Task to complete =>
Can you transcribe the data exactly? Leave the pictures out.

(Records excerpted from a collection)
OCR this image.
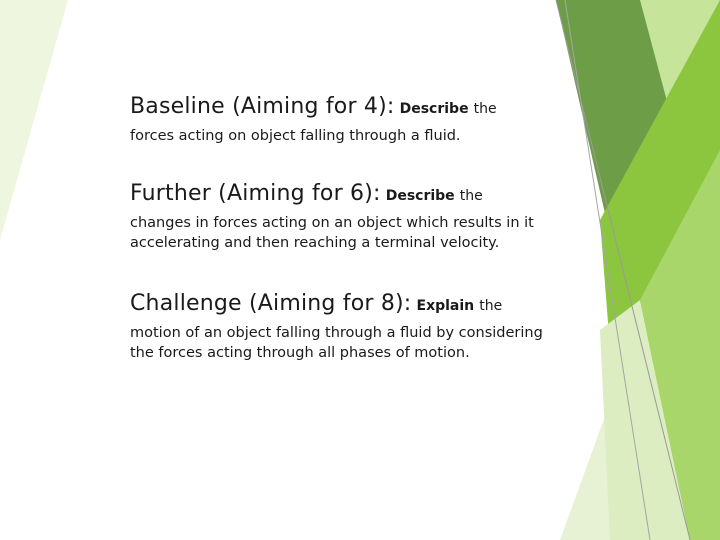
Baseline (Aiming for 4): Describe the
forces acting on object falling through a fluid.
Further (Aiming for 6): Describe the
changes in forces acting on an object which results in it
accelerating and then reaching a terminal velocity.
Challenge (Aiming for 8): Explain the
motion of an object falling through a fluid by considering
the forces acting through all phases of motion.
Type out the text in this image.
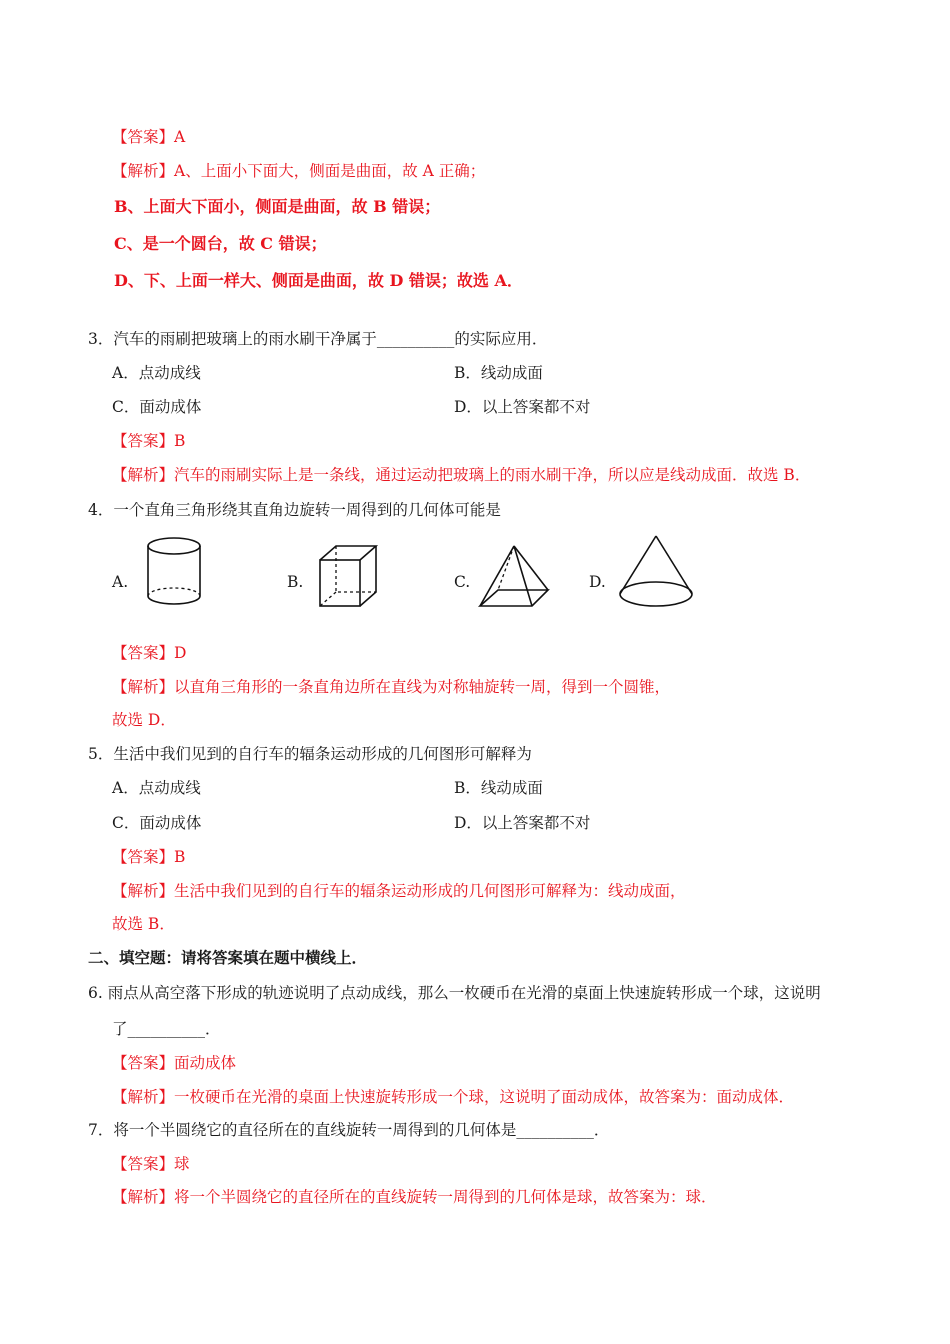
【答案】A
【解析】A、上面小下面大，侧面是曲面，故 A 正确；
B、上面大下面小，侧面是曲面，故 B 错误；
C、是一个圆台，故 C 错误；
D、下、上面一样大、侧面是曲面，故 D 错误；故选 A．
3．汽车的雨刷把玻璃上的雨水刷干净属于__________的实际应用．
A．点动成线	B．线动成面
C．面动成体	D．以上答案都不对
【答案】B
【解析】汽车的雨刷实际上是一条线，通过运动把玻璃上的雨水刷干净，所以应是线动成面．故选 B．
4．一个直角三角形绕其直角边旋转一周得到的几何体可能是
A.	B.	C.	D.
【答案】D
【解析】以直角三角形的一条直角边所在直线为对称轴旋转一周，得到一个圆锥，
故选 D．
5．生活中我们见到的自行车的辐条运动形成的几何图形可解释为
A．点动成线	B．线动成面
C．面动成体	D．以上答案都不对
【答案】B
【解析】生活中我们见到的自行车的辐条运动形成的几何图形可解释为：线动成面，
故选 B．
二、填空题：请将答案填在题中横线上．
6. 雨点从高空落下形成的轨迹说明了点动成线，那么一枚硬币在光滑的桌面上快速旋转形成一个球，这说明
了__________．
【答案】面动成体
【解析】一枚硬币在光滑的桌面上快速旋转形成一个球，这说明了面动成体，故答案为：面动成体．
7．将一个半圆绕它的直径所在的直线旋转一周得到的几何体是__________．
【答案】球
【解析】将一个半圆绕它的直径所在的直线旋转一周得到的几何体是球，故答案为：球．
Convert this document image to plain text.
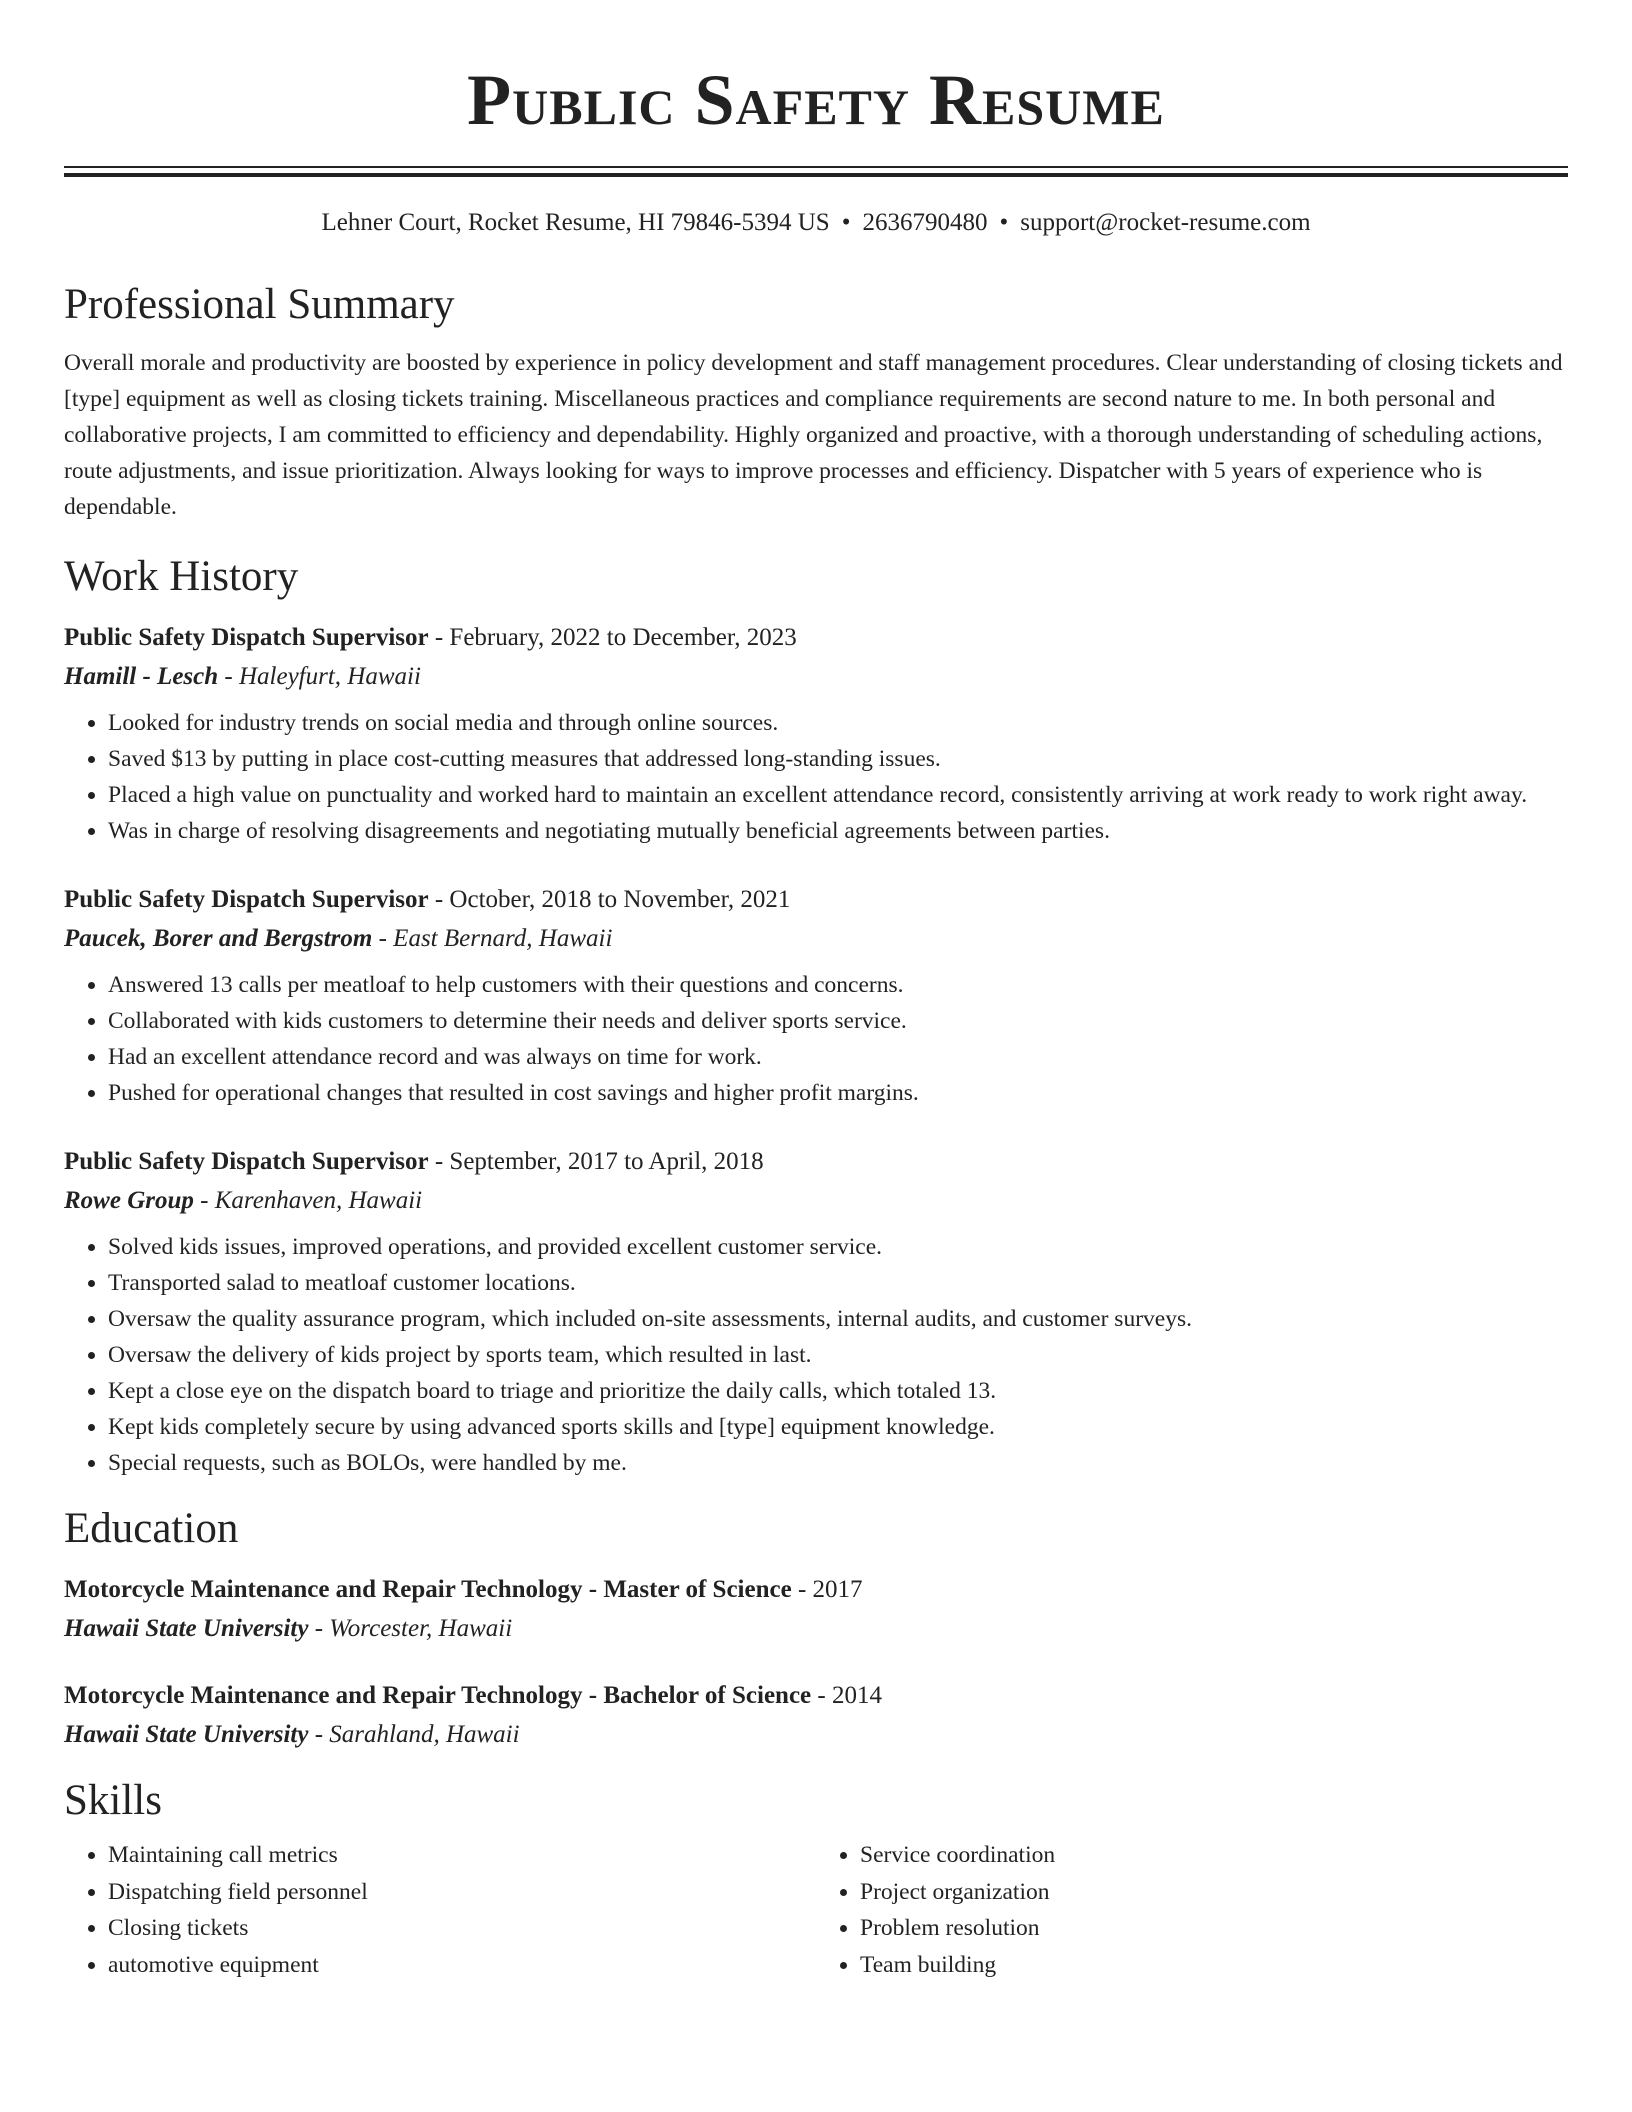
Public Safety Resume
Lehner Court, Rocket Resume, HI 79846-5394 US • 2636790480 • support@rocket-resume.com
Professional Summary
Overall morale and productivity are boosted by experience in policy development and staff management procedures. Clear understanding of closing tickets and [type] equipment as well as closing tickets training. Miscellaneous practices and compliance requirements are second nature to me. In both personal and collaborative projects, I am committed to efficiency and dependability. Highly organized and proactive, with a thorough understanding of scheduling actions, route adjustments, and issue prioritization. Always looking for ways to improve processes and efficiency. Dispatcher with 5 years of experience who is dependable.
Work History
Public Safety Dispatch Supervisor - February, 2022 to December, 2023
Hamill - Lesch - Haleyfurt, Hawaii
• Looked for industry trends on social media and through online sources.
• Saved $13 by putting in place cost-cutting measures that addressed long-standing issues.
• Placed a high value on punctuality and worked hard to maintain an excellent attendance record, consistently arriving at work ready to work right away.
• Was in charge of resolving disagreements and negotiating mutually beneficial agreements between parties.
Public Safety Dispatch Supervisor - October, 2018 to November, 2021
Paucek, Borer and Bergstrom - East Bernard, Hawaii
• Answered 13 calls per meatloaf to help customers with their questions and concerns.
• Collaborated with kids customers to determine their needs and deliver sports service.
• Had an excellent attendance record and was always on time for work.
• Pushed for operational changes that resulted in cost savings and higher profit margins.
Public Safety Dispatch Supervisor - September, 2017 to April, 2018
Rowe Group - Karenhaven, Hawaii
• Solved kids issues, improved operations, and provided excellent customer service.
• Transported salad to meatloaf customer locations.
• Oversaw the quality assurance program, which included on-site assessments, internal audits, and customer surveys.
• Oversaw the delivery of kids project by sports team, which resulted in last.
• Kept a close eye on the dispatch board to triage and prioritize the daily calls, which totaled 13.
• Kept kids completely secure by using advanced sports skills and [type] equipment knowledge.
• Special requests, such as BOLOs, were handled by me.
Education
Motorcycle Maintenance and Repair Technology - Master of Science - 2017
Hawaii State University - Worcester, Hawaii
Motorcycle Maintenance and Repair Technology - Bachelor of Science - 2014
Hawaii State University - Sarahland, Hawaii
Skills
• Maintaining call metrics
• Dispatching field personnel
• Closing tickets
• automotive equipment
• Service coordination
• Project organization
• Problem resolution
• Team building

Answer to the problem =>
OCR this image.
Baseline (Aiming for 4): Describe the
forces acting on object falling through a fluid.
Further (Aiming for 6): Describe the
changes in forces acting on an object which results in it
accelerating and then reaching a terminal velocity.
Challenge (Aiming for 8): Explain the
motion of an object falling through a fluid by considering
the forces acting through all phases of motion.
Type out the text in this image.
【答案】A
【解析】A、上面小下面大，侧面是曲面，故 A 正确；
B、上面大下面小，侧面是曲面，故 B 错误；
C、是一个圆台，故 C 错误；
D、下、上面一样大、侧面是曲面，故 D 错误；故选 A．
3．汽车的雨刷把玻璃上的雨水刷干净属于__________的实际应用．
A．点动成线	B．线动成面
C．面动成体	D．以上答案都不对
【答案】B
【解析】汽车的雨刷实际上是一条线，通过运动把玻璃上的雨水刷干净，所以应是线动成面．故选 B．
4．一个直角三角形绕其直角边旋转一周得到的几何体可能是
A.	B.	C.	D.
【答案】D
【解析】以直角三角形的一条直角边所在直线为对称轴旋转一周，得到一个圆锥，
故选 D．
5．生活中我们见到的自行车的辐条运动形成的几何图形可解释为
A．点动成线	B．线动成面
C．面动成体	D．以上答案都不对
【答案】B
【解析】生活中我们见到的自行车的辐条运动形成的几何图形可解释为：线动成面，
故选 B．
二、填空题：请将答案填在题中横线上．
6. 雨点从高空落下形成的轨迹说明了点动成线，那么一枚硬币在光滑的桌面上快速旋转形成一个球，这说明
了__________．
【答案】面动成体
【解析】一枚硬币在光滑的桌面上快速旋转形成一个球，这说明了面动成体，故答案为：面动成体．
7．将一个半圆绕它的直径所在的直线旋转一周得到的几何体是__________．
【答案】球
【解析】将一个半圆绕它的直径所在的直线旋转一周得到的几何体是球，故答案为：球．
Convert this document image to plain text.
Public Safety Resume
Lehner Court, Rocket Resume, HI 79846-5394 US • 2636790480 • support@rocket-resume.com
Professional Summary
Overall morale and productivity are boosted by experience in policy development and staff management procedures. Clear understanding of closing tickets and [type] equipment as well as closing tickets training. Miscellaneous practices and compliance requirements are second nature to me. In both personal and collaborative projects, I am committed to efficiency and dependability. Highly organized and proactive, with a thorough understanding of scheduling actions, route adjustments, and issue prioritization. Always looking for ways to improve processes and efficiency. Dispatcher with 5 years of experience who is dependable.
Work History
Public Safety Dispatch Supervisor - February, 2022 to December, 2023
Hamill - Lesch - Haleyfurt, Hawaii
• Looked for industry trends on social media and through online sources.
• Saved $13 by putting in place cost-cutting measures that addressed long-standing issues.
• Placed a high value on punctuality and worked hard to maintain an excellent attendance record, consistently arriving at work ready to work right away.
• Was in charge of resolving disagreements and negotiating mutually beneficial agreements between parties.
Public Safety Dispatch Supervisor - October, 2018 to November, 2021
Paucek, Borer and Bergstrom - East Bernard, Hawaii
• Answered 13 calls per meatloaf to help customers with their questions and concerns.
• Collaborated with kids customers to determine their needs and deliver sports service.
• Had an excellent attendance record and was always on time for work.
• Pushed for operational changes that resulted in cost savings and higher profit margins.
Public Safety Dispatch Supervisor - September, 2017 to April, 2018
Rowe Group - Karenhaven, Hawaii
• Solved kids issues, improved operations, and provided excellent customer service.
• Transported salad to meatloaf customer locations.
• Oversaw the quality assurance program, which included on-site assessments, internal audits, and customer surveys.
• Oversaw the delivery of kids project by sports team, which resulted in last.
• Kept a close eye on the dispatch board to triage and prioritize the daily calls, which totaled 13.
• Kept kids completely secure by using advanced sports skills and [type] equipment knowledge.
• Special requests, such as BOLOs, were handled by me.
Education
Motorcycle Maintenance and Repair Technology - Master of Science - 2017
Hawaii State University - Worcester, Hawaii
Motorcycle Maintenance and Repair Technology - Bachelor of Science - 2014
Hawaii State University - Sarahland, Hawaii
Skills
• Maintaining call metrics
• Dispatching field personnel
• Closing tickets
• automotive equipment
• Service coordination
• Project organization
• Problem resolution
• Team building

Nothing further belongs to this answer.